== RECORDS

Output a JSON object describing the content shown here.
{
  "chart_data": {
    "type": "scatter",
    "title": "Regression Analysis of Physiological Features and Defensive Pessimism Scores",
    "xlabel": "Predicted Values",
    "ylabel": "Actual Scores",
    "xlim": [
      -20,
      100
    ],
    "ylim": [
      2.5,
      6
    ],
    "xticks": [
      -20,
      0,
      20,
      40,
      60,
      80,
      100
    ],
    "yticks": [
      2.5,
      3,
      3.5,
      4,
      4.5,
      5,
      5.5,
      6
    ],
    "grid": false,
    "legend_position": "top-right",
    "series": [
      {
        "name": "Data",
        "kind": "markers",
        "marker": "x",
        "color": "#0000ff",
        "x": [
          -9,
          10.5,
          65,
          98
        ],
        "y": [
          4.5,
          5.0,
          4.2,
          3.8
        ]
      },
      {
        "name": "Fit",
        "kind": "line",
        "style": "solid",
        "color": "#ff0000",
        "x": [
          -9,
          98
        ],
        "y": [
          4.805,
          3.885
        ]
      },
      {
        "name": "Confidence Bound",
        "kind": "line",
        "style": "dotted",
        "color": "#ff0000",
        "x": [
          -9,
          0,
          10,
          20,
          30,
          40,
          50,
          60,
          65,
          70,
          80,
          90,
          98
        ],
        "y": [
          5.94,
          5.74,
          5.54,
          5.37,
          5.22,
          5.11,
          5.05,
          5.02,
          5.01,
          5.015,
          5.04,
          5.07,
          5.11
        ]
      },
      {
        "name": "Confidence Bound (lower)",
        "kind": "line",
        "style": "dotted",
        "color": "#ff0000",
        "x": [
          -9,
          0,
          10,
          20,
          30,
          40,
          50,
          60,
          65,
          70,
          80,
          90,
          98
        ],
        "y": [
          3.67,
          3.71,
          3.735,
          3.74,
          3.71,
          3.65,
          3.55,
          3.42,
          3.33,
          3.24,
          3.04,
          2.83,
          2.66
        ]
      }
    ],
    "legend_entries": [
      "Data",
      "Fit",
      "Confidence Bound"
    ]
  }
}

====

▸ EXERCISE: Your task is to repeat every line exactly.

▸ RESULT FOR THIS TASK:
Output a JSON object describing the content shown here.
{
  "chart_data": {
    "type": "scatter",
    "title": "Regression Analysis of Physiological Features and Defensive Pessimism Scores",
    "xlabel": "Predicted Values",
    "ylabel": "Actual Scores",
    "xlim": [
      -20,
      100
    ],
    "ylim": [
      2.5,
      6
    ],
    "xticks": [
      -20,
      0,
      20,
      40,
      60,
      80,
      100
    ],
    "yticks": [
      2.5,
      3,
      3.5,
      4,
      4.5,
      5,
      5.5,
      6
    ],
    "grid": false,
    "legend_position": "top-right",
    "series": [
      {
        "name": "Data",
        "kind": "markers",
        "marker": "x",
        "color": "#0000ff",
        "x": [
          -9,
          10.5,
          65,
          98
        ],
        "y": [
          4.5,
          5.0,
          4.2,
          3.8
        ]
      },
      {
        "name": "Fit",
        "kind": "line",
        "style": "solid",
        "color": "#ff0000",
        "x": [
          -9,
          98
        ],
        "y": [
          4.805,
          3.885
        ]
      },
      {
        "name": "Confidence Bound",
        "kind": "line",
        "style": "dotted",
        "color": "#ff0000",
        "x": [
          -9,
          0,
          10,
          20,
          30,
          40,
          50,
          60,
          65,
          70,
          80,
          90,
          98
        ],
        "y": [
          5.94,
          5.74,
          5.54,
          5.37,
          5.22,
          5.11,
          5.05,
          5.02,
          5.01,
          5.015,
          5.04,
          5.07,
          5.11
        ]
      },
      {
        "name": "Confidence Bound (lower)",
        "kind": "line",
        "style": "dotted",
        "color": "#ff0000",
        "x": [
          -9,
          0,
          10,
          20,
          30,
          40,
          50,
          60,
          65,
          70,
          80,
          90,
          98
        ],
        "y": [
          3.67,
          3.71,
          3.735,
          3.74,
          3.71,
          3.65,
          3.55,
          3.42,
          3.33,
          3.24,
          3.04,
          2.83,
          2.66
        ]
      }
    ],
    "legend_entries": [
      "Data",
      "Fit",
      "Confidence Bound"
    ]
  }
}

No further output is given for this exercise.